Which lines hold the word "两端电压为"? Copy each of them from the material.

**Records supplied**
----

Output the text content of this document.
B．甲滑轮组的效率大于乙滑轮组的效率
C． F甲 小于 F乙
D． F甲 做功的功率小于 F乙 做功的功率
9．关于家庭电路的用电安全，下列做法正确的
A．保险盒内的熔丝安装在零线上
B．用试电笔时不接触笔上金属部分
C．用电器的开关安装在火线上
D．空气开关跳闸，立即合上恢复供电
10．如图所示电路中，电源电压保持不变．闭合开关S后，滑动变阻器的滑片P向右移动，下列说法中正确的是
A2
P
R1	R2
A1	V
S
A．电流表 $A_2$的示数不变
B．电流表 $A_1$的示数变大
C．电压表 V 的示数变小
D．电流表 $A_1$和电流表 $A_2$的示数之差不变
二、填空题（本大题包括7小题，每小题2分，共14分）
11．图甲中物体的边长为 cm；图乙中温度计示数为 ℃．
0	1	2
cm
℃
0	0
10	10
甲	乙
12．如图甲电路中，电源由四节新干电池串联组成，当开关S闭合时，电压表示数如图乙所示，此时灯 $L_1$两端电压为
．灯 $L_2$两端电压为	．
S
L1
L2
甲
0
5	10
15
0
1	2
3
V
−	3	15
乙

----

**Final result**
12．如图甲电路中，电源由四节新干电池串联组成，当开关S闭合时，电压表示数如图乙所示，此时灯 $L_1$两端电压为
．灯 $L_2$两端电压为	．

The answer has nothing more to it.